* _Brief_
Copy the entries below exactly. Images do not belong in the copy.

* _Provided entries_
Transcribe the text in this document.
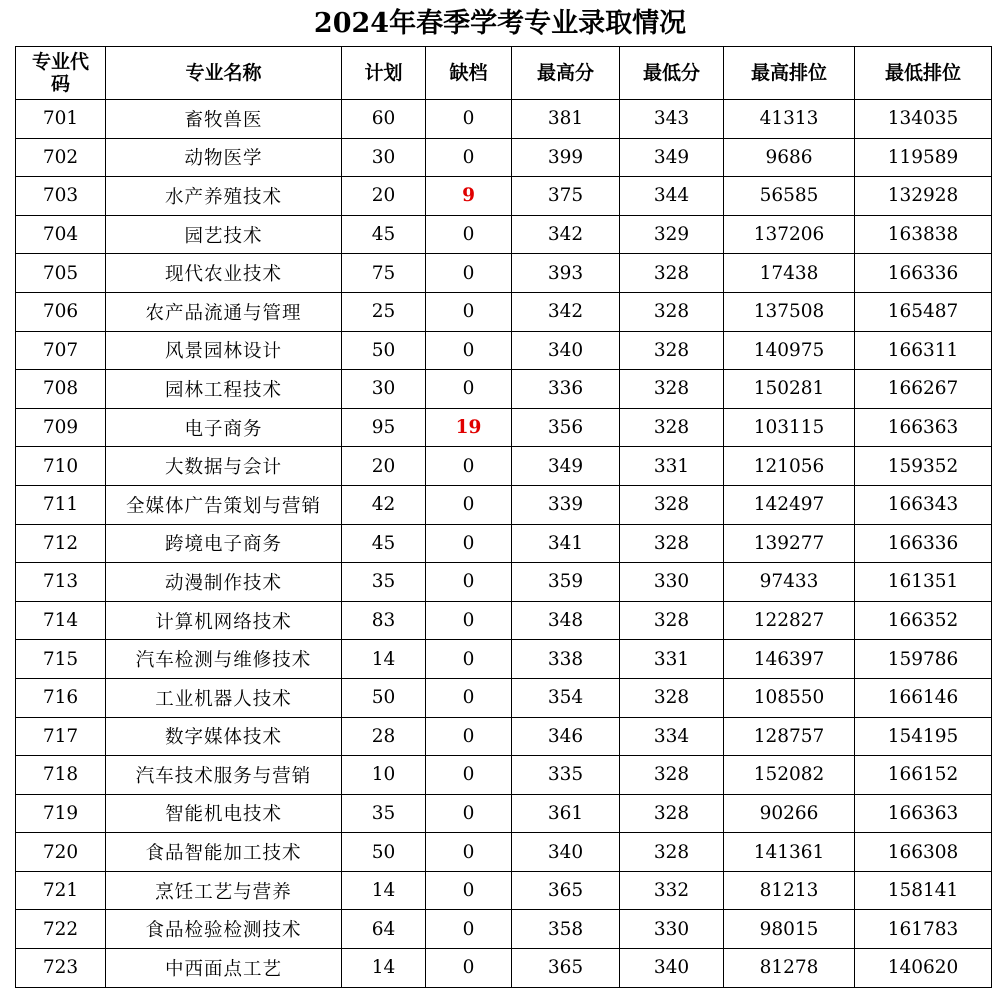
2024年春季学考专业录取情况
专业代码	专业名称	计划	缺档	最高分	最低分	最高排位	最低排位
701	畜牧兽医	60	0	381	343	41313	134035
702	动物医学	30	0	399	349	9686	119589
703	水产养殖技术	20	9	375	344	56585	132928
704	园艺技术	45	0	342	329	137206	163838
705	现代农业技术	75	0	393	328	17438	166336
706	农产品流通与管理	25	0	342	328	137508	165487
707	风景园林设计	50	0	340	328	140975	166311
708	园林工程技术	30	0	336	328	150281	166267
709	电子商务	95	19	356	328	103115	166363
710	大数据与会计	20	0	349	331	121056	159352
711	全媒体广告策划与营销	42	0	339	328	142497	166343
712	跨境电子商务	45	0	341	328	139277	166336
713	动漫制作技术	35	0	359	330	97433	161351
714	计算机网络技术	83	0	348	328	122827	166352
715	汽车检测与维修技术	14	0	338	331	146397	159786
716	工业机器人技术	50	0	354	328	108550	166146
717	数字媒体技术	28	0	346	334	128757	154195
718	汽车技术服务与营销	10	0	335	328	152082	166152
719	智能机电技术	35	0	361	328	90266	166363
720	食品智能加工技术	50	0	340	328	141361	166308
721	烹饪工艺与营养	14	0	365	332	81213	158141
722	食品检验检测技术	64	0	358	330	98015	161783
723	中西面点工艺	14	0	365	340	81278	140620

* _Solution for this task_
Transcribe the text in this document.
2024年春季学考专业录取情况
专业代码	专业名称	计划	缺档	最高分	最低分	最高排位	最低排位
701	畜牧兽医	60	0	381	343	41313	134035
702	动物医学	30	0	399	349	9686	119589
703	水产养殖技术	20	9	375	344	56585	132928
704	园艺技术	45	0	342	329	137206	163838
705	现代农业技术	75	0	393	328	17438	166336
706	农产品流通与管理	25	0	342	328	137508	165487
707	风景园林设计	50	0	340	328	140975	166311
708	园林工程技术	30	0	336	328	150281	166267
709	电子商务	95	19	356	328	103115	166363
710	大数据与会计	20	0	349	331	121056	159352
711	全媒体广告策划与营销	42	0	339	328	142497	166343
712	跨境电子商务	45	0	341	328	139277	166336
713	动漫制作技术	35	0	359	330	97433	161351
714	计算机网络技术	83	0	348	328	122827	166352
715	汽车检测与维修技术	14	0	338	331	146397	159786
716	工业机器人技术	50	0	354	328	108550	166146
717	数字媒体技术	28	0	346	334	128757	154195
718	汽车技术服务与营销	10	0	335	328	152082	166152
719	智能机电技术	35	0	361	328	90266	166363
720	食品智能加工技术	50	0	340	328	141361	166308
721	烹饪工艺与营养	14	0	365	332	81213	158141
722	食品检验检测技术	64	0	358	330	98015	161783
723	中西面点工艺	14	0	365	340	81278	140620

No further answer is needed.